Copy out all the lines in the records that include the word "chevron".

==== Given data ====

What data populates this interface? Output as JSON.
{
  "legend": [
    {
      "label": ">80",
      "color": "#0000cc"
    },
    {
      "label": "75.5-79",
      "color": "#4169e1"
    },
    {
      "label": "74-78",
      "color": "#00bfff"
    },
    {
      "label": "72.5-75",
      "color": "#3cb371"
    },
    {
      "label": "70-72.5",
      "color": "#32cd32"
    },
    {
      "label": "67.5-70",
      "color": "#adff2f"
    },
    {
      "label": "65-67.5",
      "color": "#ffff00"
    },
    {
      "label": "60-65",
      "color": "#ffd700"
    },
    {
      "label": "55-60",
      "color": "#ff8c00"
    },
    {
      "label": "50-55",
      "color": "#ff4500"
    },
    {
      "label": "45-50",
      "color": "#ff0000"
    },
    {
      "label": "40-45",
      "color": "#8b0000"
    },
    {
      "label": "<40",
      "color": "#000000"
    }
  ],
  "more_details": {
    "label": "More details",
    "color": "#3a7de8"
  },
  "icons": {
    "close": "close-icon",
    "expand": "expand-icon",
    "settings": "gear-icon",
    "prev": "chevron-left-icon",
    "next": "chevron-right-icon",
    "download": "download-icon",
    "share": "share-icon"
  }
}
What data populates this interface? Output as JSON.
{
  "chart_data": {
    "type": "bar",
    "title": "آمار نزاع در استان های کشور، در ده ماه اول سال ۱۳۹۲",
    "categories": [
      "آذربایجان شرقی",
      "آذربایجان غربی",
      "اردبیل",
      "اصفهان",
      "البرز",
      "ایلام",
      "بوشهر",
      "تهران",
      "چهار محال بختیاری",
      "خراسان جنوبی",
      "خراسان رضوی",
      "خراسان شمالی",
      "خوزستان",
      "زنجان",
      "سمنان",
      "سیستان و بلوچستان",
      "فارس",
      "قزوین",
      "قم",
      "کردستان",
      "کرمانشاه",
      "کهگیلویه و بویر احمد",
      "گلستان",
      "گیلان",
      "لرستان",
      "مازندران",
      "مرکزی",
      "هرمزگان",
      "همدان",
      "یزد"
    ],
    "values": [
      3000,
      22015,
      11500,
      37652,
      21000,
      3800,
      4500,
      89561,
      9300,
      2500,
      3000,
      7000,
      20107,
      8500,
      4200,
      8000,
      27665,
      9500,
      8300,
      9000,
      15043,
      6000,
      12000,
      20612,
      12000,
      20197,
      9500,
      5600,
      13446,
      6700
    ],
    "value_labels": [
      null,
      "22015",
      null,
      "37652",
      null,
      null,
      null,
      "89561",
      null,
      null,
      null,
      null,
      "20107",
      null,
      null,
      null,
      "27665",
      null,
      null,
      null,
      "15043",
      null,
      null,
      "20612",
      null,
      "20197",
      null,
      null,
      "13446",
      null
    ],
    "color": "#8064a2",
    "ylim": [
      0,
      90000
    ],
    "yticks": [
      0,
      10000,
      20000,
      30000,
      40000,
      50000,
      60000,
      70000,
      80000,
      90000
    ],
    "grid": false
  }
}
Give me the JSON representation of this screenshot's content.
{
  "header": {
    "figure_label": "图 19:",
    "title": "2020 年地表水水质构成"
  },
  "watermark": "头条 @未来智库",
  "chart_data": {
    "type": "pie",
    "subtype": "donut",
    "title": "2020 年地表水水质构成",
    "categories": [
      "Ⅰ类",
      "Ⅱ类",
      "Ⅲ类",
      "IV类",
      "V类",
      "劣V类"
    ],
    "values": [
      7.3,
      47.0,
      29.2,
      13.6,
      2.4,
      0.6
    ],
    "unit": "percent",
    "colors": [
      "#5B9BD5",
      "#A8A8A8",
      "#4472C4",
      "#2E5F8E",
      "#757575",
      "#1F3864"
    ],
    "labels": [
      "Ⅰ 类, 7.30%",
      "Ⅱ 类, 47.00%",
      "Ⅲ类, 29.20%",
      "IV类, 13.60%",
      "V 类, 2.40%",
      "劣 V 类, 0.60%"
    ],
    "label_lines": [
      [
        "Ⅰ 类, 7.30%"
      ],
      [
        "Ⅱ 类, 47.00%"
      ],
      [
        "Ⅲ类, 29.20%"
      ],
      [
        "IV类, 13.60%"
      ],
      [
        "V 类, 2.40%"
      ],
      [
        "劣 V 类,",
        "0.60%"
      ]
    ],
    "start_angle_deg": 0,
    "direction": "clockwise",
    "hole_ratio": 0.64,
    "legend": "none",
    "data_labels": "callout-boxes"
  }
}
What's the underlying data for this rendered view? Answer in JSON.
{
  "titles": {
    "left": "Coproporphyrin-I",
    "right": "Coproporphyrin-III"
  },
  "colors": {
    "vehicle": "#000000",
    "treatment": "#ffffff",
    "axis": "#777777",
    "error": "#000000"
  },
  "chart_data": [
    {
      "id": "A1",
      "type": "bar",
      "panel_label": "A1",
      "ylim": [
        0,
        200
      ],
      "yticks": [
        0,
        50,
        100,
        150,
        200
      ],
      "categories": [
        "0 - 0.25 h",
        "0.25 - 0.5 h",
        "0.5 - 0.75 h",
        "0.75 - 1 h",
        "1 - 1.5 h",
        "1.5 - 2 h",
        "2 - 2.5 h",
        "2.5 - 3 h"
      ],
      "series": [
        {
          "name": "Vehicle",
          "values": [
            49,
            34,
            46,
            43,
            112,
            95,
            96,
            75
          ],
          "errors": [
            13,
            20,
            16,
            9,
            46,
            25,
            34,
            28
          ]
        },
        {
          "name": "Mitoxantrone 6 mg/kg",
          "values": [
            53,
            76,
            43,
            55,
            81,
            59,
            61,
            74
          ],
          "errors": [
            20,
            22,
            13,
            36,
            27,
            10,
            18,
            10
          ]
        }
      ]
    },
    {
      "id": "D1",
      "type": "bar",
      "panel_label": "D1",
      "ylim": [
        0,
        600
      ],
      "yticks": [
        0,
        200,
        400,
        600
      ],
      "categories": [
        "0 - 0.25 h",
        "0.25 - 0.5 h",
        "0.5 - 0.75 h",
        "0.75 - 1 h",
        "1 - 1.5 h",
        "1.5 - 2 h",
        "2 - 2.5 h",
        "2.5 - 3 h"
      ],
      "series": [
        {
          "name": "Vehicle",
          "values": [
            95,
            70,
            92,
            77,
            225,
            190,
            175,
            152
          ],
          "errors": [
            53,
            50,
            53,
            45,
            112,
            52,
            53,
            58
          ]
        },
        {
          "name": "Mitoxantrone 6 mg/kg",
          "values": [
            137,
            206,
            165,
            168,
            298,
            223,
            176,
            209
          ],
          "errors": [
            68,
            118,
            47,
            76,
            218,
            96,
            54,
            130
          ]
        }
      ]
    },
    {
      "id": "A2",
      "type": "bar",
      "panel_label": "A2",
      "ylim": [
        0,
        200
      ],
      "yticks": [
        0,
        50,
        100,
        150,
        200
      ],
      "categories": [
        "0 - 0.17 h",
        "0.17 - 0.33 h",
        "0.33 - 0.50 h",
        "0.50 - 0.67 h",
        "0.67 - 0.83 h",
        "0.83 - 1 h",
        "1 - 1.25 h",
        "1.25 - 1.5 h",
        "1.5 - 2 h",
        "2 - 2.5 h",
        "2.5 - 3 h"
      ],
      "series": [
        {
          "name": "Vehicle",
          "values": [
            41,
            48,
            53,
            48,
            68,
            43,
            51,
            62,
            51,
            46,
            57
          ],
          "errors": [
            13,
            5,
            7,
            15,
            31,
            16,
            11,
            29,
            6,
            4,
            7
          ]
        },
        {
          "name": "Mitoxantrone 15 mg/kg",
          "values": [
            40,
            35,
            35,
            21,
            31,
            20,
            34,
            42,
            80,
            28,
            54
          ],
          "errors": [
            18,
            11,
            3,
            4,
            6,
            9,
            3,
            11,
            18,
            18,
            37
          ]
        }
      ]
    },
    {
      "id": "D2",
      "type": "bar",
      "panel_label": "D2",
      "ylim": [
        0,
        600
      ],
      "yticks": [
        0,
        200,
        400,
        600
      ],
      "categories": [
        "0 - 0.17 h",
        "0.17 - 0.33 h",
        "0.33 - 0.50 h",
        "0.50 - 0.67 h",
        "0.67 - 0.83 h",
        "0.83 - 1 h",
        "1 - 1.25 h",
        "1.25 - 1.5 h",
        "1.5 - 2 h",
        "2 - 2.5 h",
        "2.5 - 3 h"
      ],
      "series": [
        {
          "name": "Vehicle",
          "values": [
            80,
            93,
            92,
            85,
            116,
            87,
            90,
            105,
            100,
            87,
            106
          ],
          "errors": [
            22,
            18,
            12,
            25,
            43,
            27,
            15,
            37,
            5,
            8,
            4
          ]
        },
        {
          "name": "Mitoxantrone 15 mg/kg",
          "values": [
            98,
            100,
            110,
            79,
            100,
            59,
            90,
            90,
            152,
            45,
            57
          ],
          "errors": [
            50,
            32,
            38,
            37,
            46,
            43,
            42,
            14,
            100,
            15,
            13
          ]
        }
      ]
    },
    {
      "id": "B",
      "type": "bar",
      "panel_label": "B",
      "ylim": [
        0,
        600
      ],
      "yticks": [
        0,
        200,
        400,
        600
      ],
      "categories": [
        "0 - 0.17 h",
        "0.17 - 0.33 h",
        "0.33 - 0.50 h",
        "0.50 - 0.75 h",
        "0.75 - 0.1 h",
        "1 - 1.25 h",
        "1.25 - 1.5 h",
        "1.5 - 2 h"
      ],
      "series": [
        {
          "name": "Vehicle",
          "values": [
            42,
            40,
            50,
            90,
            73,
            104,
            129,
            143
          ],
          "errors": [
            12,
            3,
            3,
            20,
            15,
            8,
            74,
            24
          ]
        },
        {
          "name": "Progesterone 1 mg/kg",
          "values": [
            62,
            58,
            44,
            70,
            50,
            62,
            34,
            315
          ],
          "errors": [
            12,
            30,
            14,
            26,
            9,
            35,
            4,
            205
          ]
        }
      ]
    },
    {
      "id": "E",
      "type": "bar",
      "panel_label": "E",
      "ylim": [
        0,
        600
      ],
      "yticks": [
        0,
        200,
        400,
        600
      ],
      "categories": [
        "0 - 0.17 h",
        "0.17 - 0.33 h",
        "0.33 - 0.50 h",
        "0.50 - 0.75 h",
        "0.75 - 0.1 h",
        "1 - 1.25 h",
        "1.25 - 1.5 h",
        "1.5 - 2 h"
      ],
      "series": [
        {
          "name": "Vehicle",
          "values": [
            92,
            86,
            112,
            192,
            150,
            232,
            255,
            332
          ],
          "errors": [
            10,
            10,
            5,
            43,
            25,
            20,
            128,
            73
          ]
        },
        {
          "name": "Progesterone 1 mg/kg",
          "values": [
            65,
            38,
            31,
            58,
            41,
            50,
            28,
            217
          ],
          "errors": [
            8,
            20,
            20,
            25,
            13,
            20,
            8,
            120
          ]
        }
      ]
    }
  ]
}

====

Answer to this exercise:
    "prev": "chevron-left-icon",
    "next": "chevron-right-icon",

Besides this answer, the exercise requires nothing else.